**Required task:** Lines that include the word "text" are the ones to copy.

**Records to process:**
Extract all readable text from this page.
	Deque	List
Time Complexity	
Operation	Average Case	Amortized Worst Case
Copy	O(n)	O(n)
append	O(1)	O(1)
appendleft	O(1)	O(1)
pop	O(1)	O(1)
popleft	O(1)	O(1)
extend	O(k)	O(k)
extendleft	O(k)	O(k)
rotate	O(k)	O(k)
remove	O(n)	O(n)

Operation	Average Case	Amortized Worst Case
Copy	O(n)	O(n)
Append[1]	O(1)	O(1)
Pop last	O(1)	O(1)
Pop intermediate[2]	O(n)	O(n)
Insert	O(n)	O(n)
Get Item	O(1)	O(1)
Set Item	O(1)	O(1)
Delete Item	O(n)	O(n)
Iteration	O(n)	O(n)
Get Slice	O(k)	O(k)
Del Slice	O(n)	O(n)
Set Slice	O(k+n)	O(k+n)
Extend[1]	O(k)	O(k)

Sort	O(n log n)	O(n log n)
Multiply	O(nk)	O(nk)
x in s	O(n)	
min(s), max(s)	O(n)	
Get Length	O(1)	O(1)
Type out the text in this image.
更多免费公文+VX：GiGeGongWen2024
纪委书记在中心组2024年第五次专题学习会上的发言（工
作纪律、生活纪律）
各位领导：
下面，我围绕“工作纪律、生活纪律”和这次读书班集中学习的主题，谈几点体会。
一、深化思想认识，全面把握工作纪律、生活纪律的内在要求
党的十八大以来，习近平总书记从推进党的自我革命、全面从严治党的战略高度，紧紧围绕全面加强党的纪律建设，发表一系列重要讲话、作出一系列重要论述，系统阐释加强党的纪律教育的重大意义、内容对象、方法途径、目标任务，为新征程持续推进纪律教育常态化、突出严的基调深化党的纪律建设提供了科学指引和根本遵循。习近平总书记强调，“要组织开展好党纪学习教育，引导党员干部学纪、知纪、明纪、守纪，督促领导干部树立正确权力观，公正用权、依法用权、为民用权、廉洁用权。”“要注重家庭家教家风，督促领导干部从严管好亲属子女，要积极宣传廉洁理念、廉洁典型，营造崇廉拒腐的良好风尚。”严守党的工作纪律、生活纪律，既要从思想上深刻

**Response for this exercise:**
Extract all readable text from this page.
Type out the text in this image.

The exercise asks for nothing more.